■ STATED EXERCISE ■
Return every line of the material exactly.

■ EXTRACTED ENTRIES ■

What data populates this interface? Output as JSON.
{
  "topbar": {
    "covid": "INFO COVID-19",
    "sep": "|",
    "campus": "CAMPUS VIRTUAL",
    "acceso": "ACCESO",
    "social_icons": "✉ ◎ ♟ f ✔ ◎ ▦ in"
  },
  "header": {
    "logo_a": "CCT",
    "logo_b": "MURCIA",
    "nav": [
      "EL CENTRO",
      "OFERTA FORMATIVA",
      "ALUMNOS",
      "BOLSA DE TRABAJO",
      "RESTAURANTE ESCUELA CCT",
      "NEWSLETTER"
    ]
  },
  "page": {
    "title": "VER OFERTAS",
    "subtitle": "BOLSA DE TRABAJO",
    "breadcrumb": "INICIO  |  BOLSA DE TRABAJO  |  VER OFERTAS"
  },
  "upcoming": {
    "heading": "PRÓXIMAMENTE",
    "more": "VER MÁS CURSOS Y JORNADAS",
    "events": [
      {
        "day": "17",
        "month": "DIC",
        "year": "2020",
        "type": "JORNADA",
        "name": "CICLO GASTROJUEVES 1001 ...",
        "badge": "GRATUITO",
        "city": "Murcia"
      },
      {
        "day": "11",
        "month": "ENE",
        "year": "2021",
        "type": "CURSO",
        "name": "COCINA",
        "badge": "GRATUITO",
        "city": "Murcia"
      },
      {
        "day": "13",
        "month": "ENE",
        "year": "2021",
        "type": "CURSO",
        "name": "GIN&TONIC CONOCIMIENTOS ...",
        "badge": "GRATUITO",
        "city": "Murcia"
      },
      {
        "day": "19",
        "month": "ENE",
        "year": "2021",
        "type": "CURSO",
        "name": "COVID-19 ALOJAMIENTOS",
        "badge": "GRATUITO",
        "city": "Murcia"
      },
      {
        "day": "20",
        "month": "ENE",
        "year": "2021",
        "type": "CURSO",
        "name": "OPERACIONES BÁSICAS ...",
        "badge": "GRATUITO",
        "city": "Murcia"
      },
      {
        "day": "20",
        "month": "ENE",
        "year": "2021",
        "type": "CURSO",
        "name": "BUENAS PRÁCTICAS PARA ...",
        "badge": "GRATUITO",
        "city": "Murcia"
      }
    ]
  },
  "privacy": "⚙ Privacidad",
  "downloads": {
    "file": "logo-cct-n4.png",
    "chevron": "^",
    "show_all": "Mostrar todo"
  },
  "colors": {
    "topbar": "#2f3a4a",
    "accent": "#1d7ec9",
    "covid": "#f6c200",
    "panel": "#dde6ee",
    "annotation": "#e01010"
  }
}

■ CORRECT RESPONSE ■
What data populates this interface? Output as JSON.
{
  "topbar": {
    "covid": "INFO COVID-19",
    "sep": "|",
    "campus": "CAMPUS VIRTUAL",
    "acceso": "ACCESO",
    "social_icons": "✉ ◎ ♟ f ✔ ◎ ▦ in"
  },
  "header": {
    "logo_a": "CCT",
    "logo_b": "MURCIA",
    "nav": [
      "EL CENTRO",
      "OFERTA FORMATIVA",
      "ALUMNOS",
      "BOLSA DE TRABAJO",
      "RESTAURANTE ESCUELA CCT",
      "NEWSLETTER"
    ]
  },
  "page": {
    "title": "VER OFERTAS",
    "subtitle": "BOLSA DE TRABAJO",
    "breadcrumb": "INICIO  |  BOLSA DE TRABAJO  |  VER OFERTAS"
  },
  "upcoming": {
    "heading": "PRÓXIMAMENTE",
    "more": "VER MÁS CURSOS Y JORNADAS",
    "events": [
      {
        "day": "17",
        "month": "DIC",
        "year": "2020",
        "type": "JORNADA",
        "name": "CICLO GASTROJUEVES 1001 ...",
        "badge": "GRATUITO",
        "city": "Murcia"
      },
      {
        "day": "11",
        "month": "ENE",
        "year": "2021",
        "type": "CURSO",
        "name": "COCINA",
        "badge": "GRATUITO",
        "city": "Murcia"
      },
      {
        "day": "13",
        "month": "ENE",
        "year": "2021",
        "type": "CURSO",
        "name": "GIN&TONIC CONOCIMIENTOS ...",
        "badge": "GRATUITO",
        "city": "Murcia"
      },
      {
        "day": "19",
        "month": "ENE",
        "year": "2021",
        "type": "CURSO",
        "name": "COVID-19 ALOJAMIENTOS",
        "badge": "GRATUITO",
        "city": "Murcia"
      },
      {
        "day": "20",
        "month": "ENE",
        "year": "2021",
        "type": "CURSO",
        "name": "OPERACIONES BÁSICAS ...",
        "badge": "GRATUITO",
        "city": "Murcia"
      },
      {
        "day": "20",
        "month": "ENE",
        "year": "2021",
        "type": "CURSO",
        "name": "BUENAS PRÁCTICAS PARA ...",
        "badge": "GRATUITO",
        "city": "Murcia"
      }
    ]
  },
  "privacy": "⚙ Privacidad",
  "downloads": {
    "file": "logo-cct-n4.png",
    "chevron": "^",
    "show_all": "Mostrar todo"
  },
  "colors": {
    "topbar": "#2f3a4a",
    "accent": "#1d7ec9",
    "covid": "#f6c200",
    "panel": "#dde6ee",
    "annotation": "#e01010"
  }
}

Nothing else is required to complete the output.